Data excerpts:
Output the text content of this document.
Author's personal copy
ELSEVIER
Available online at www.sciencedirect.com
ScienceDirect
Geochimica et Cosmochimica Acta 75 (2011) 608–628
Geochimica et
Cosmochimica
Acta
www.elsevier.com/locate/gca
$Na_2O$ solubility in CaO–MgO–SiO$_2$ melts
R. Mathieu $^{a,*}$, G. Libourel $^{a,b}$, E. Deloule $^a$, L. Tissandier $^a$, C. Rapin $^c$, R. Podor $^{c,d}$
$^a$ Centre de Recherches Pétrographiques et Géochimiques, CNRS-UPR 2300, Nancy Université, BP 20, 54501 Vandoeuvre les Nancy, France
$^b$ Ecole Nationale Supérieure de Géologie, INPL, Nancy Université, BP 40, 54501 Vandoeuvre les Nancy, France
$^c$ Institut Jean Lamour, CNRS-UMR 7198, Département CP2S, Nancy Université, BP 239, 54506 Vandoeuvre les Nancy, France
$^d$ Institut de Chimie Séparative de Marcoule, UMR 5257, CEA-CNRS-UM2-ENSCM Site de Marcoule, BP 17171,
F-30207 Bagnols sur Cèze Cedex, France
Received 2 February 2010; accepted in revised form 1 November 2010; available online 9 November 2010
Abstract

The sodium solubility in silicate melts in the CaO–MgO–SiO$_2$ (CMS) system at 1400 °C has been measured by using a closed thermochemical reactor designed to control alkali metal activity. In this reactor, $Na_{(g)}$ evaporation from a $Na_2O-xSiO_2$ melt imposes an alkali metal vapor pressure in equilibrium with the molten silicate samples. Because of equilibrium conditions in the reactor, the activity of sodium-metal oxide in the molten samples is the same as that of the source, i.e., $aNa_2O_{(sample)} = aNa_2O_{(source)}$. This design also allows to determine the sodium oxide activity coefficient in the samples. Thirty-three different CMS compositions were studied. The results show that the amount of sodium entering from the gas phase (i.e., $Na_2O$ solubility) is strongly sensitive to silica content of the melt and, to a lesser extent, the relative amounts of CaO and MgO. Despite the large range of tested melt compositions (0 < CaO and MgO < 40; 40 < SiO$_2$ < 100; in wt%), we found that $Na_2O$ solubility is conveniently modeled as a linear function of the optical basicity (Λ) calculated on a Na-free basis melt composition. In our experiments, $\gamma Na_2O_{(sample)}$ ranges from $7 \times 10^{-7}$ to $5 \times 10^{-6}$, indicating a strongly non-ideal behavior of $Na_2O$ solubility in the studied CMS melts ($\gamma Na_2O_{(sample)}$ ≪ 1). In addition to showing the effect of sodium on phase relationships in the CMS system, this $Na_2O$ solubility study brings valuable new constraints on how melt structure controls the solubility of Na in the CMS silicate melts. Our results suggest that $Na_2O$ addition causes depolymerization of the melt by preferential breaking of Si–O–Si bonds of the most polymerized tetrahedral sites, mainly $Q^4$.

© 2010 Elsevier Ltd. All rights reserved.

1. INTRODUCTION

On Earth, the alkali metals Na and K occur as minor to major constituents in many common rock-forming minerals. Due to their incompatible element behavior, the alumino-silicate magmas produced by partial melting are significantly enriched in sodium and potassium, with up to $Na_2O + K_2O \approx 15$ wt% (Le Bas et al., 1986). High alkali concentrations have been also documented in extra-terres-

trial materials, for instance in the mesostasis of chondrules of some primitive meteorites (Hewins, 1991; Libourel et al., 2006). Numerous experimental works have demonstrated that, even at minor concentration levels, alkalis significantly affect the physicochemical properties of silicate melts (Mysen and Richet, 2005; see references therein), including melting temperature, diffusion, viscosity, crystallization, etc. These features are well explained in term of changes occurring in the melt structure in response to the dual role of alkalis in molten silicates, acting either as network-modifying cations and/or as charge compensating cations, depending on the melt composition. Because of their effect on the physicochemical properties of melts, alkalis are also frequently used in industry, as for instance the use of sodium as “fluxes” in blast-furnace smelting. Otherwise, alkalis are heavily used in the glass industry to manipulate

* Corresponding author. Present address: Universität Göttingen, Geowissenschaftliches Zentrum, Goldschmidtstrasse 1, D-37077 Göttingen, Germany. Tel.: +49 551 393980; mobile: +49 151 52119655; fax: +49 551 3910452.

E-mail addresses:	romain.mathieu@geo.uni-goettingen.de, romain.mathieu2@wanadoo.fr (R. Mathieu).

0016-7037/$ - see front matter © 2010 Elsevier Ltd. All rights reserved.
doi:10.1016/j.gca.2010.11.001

== Task description ==
Pull out all lines in the data above that include "Université".

== Response to this exercise ==
$^a$ Centre de Recherches Pétrographiques et Géochimiques, CNRS-UPR 2300, Nancy Université, BP 20, 54501 Vandoeuvre les Nancy, France
$^b$ Ecole Nationale Supérieure de Géologie, INPL, Nancy Université, BP 40, 54501 Vandoeuvre les Nancy, France
$^c$ Institut Jean Lamour, CNRS-UMR 7198, Département CP2S, Nancy Université, BP 239, 54506 Vandoeuvre les Nancy, France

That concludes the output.